Extracts from a graphics dataset
☆ ☆ ☆ ☆ ☆

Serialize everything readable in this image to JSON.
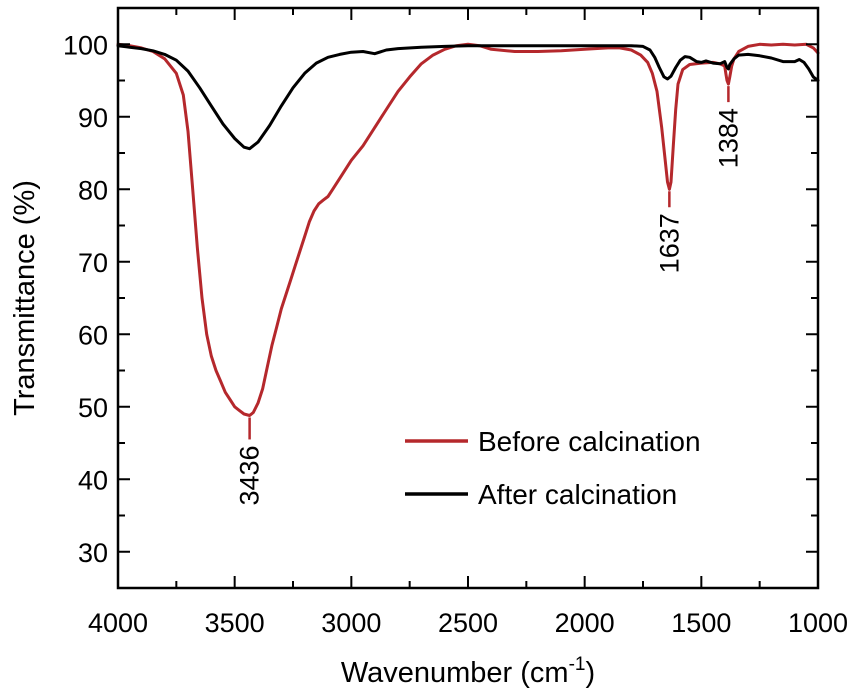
{
  "chart_data": {
    "type": "line",
    "title": "",
    "xlabel": "Wavenumber (cm",
    "xlabel_sup": "-1",
    "xlabel_close": ")",
    "ylabel": "Transmittance (%)",
    "xlim": [
      4000,
      1000
    ],
    "ylim": [
      25,
      105
    ],
    "x_reversed": true,
    "grid": false,
    "legend_position": "lower-right",
    "xticks": [
      4000,
      3500,
      3000,
      2500,
      2000,
      1500,
      1000
    ],
    "xtick_labels": [
      "4000",
      "3500",
      "3000",
      "2500",
      "2000",
      "1500",
      "1000"
    ],
    "yticks": [
      30,
      40,
      50,
      60,
      70,
      80,
      90,
      100
    ],
    "ytick_labels": [
      "30",
      "40",
      "50",
      "60",
      "70",
      "80",
      "90",
      "100"
    ],
    "series": [
      {
        "name": "Before calcination",
        "color": "#b5282c",
        "points": [
          [
            4000,
            100
          ],
          [
            3950,
            99.8
          ],
          [
            3900,
            99.5
          ],
          [
            3850,
            99
          ],
          [
            3800,
            98
          ],
          [
            3750,
            96
          ],
          [
            3720,
            93
          ],
          [
            3700,
            88
          ],
          [
            3680,
            80
          ],
          [
            3660,
            72
          ],
          [
            3640,
            65
          ],
          [
            3620,
            60
          ],
          [
            3600,
            57
          ],
          [
            3580,
            55
          ],
          [
            3560,
            53.5
          ],
          [
            3540,
            52
          ],
          [
            3520,
            51
          ],
          [
            3500,
            50
          ],
          [
            3480,
            49.5
          ],
          [
            3460,
            49
          ],
          [
            3436,
            48.8
          ],
          [
            3420,
            49.2
          ],
          [
            3400,
            50.5
          ],
          [
            3380,
            52.5
          ],
          [
            3360,
            55.5
          ],
          [
            3340,
            58.5
          ],
          [
            3320,
            61
          ],
          [
            3300,
            63.5
          ],
          [
            3280,
            65.5
          ],
          [
            3260,
            67.5
          ],
          [
            3240,
            69.5
          ],
          [
            3220,
            71.5
          ],
          [
            3200,
            73.5
          ],
          [
            3180,
            75.5
          ],
          [
            3160,
            77
          ],
          [
            3140,
            78
          ],
          [
            3120,
            78.5
          ],
          [
            3100,
            79
          ],
          [
            3080,
            80
          ],
          [
            3050,
            81.5
          ],
          [
            3000,
            84
          ],
          [
            2950,
            86
          ],
          [
            2900,
            88.5
          ],
          [
            2850,
            91
          ],
          [
            2800,
            93.5
          ],
          [
            2750,
            95.5
          ],
          [
            2700,
            97.3
          ],
          [
            2650,
            98.5
          ],
          [
            2600,
            99.3
          ],
          [
            2550,
            99.8
          ],
          [
            2500,
            100
          ],
          [
            2450,
            99.8
          ],
          [
            2400,
            99.3
          ],
          [
            2300,
            99
          ],
          [
            2200,
            99
          ],
          [
            2100,
            99.1
          ],
          [
            2000,
            99.3
          ],
          [
            1900,
            99.5
          ],
          [
            1850,
            99.5
          ],
          [
            1800,
            99.2
          ],
          [
            1760,
            98.5
          ],
          [
            1730,
            97.5
          ],
          [
            1710,
            96
          ],
          [
            1690,
            93.5
          ],
          [
            1670,
            88.5
          ],
          [
            1655,
            84
          ],
          [
            1645,
            81
          ],
          [
            1637,
            80
          ],
          [
            1630,
            81
          ],
          [
            1620,
            86
          ],
          [
            1610,
            91
          ],
          [
            1600,
            94.5
          ],
          [
            1580,
            96.5
          ],
          [
            1550,
            97.2
          ],
          [
            1500,
            97.4
          ],
          [
            1450,
            97.5
          ],
          [
            1420,
            97.3
          ],
          [
            1400,
            97
          ],
          [
            1395,
            96
          ],
          [
            1390,
            95
          ],
          [
            1384,
            94.5
          ],
          [
            1378,
            95.5
          ],
          [
            1370,
            97
          ],
          [
            1360,
            98
          ],
          [
            1340,
            99
          ],
          [
            1300,
            99.7
          ],
          [
            1250,
            100
          ],
          [
            1200,
            99.9
          ],
          [
            1150,
            100
          ],
          [
            1100,
            99.9
          ],
          [
            1050,
            100
          ],
          [
            1020,
            99.5
          ],
          [
            1000,
            98.8
          ]
        ]
      },
      {
        "name": "After calcination",
        "color": "#000000",
        "points": [
          [
            4000,
            99.8
          ],
          [
            3950,
            99.6
          ],
          [
            3900,
            99.4
          ],
          [
            3850,
            99.1
          ],
          [
            3800,
            98.6
          ],
          [
            3750,
            97.8
          ],
          [
            3700,
            96.3
          ],
          [
            3650,
            94
          ],
          [
            3600,
            91.5
          ],
          [
            3550,
            89
          ],
          [
            3500,
            87
          ],
          [
            3460,
            85.8
          ],
          [
            3436,
            85.6
          ],
          [
            3400,
            86.5
          ],
          [
            3350,
            88.8
          ],
          [
            3300,
            91.5
          ],
          [
            3250,
            94
          ],
          [
            3200,
            96
          ],
          [
            3150,
            97.4
          ],
          [
            3100,
            98.2
          ],
          [
            3050,
            98.6
          ],
          [
            3000,
            98.9
          ],
          [
            2950,
            99
          ],
          [
            2900,
            98.7
          ],
          [
            2850,
            99.2
          ],
          [
            2800,
            99.4
          ],
          [
            2700,
            99.6
          ],
          [
            2600,
            99.7
          ],
          [
            2500,
            99.8
          ],
          [
            2400,
            99.8
          ],
          [
            2300,
            99.8
          ],
          [
            2200,
            99.8
          ],
          [
            2100,
            99.8
          ],
          [
            2000,
            99.8
          ],
          [
            1900,
            99.8
          ],
          [
            1800,
            99.8
          ],
          [
            1750,
            99.7
          ],
          [
            1720,
            99.2
          ],
          [
            1700,
            98.2
          ],
          [
            1680,
            96.8
          ],
          [
            1660,
            95.5
          ],
          [
            1645,
            95.2
          ],
          [
            1630,
            95.6
          ],
          [
            1610,
            96.8
          ],
          [
            1590,
            97.8
          ],
          [
            1570,
            98.3
          ],
          [
            1550,
            98.2
          ],
          [
            1520,
            97.6
          ],
          [
            1500,
            97.5
          ],
          [
            1480,
            97.7
          ],
          [
            1450,
            97.4
          ],
          [
            1420,
            97.3
          ],
          [
            1400,
            97.6
          ],
          [
            1390,
            96.8
          ],
          [
            1384,
            96.6
          ],
          [
            1378,
            97.2
          ],
          [
            1360,
            98
          ],
          [
            1340,
            98.5
          ],
          [
            1300,
            98.6
          ],
          [
            1250,
            98.4
          ],
          [
            1200,
            98.1
          ],
          [
            1150,
            97.6
          ],
          [
            1100,
            97.6
          ],
          [
            1080,
            97.9
          ],
          [
            1060,
            97.5
          ],
          [
            1040,
            96.6
          ],
          [
            1020,
            95.5
          ],
          [
            1000,
            95
          ]
        ]
      }
    ],
    "annotations": [
      {
        "label": "3436",
        "x": 3436,
        "series": 0
      },
      {
        "label": "1637",
        "x": 1637,
        "series": 0
      },
      {
        "label": "1384",
        "x": 1384,
        "series": 0
      }
    ]
  }
}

☆ ☆ ☆ ☆ ☆

• Instructions for the task:
Which lines contain "calcination"? Copy each of them out.

• Solution to this problem:
        "name": "Before calcination",
        "name": "After calcination",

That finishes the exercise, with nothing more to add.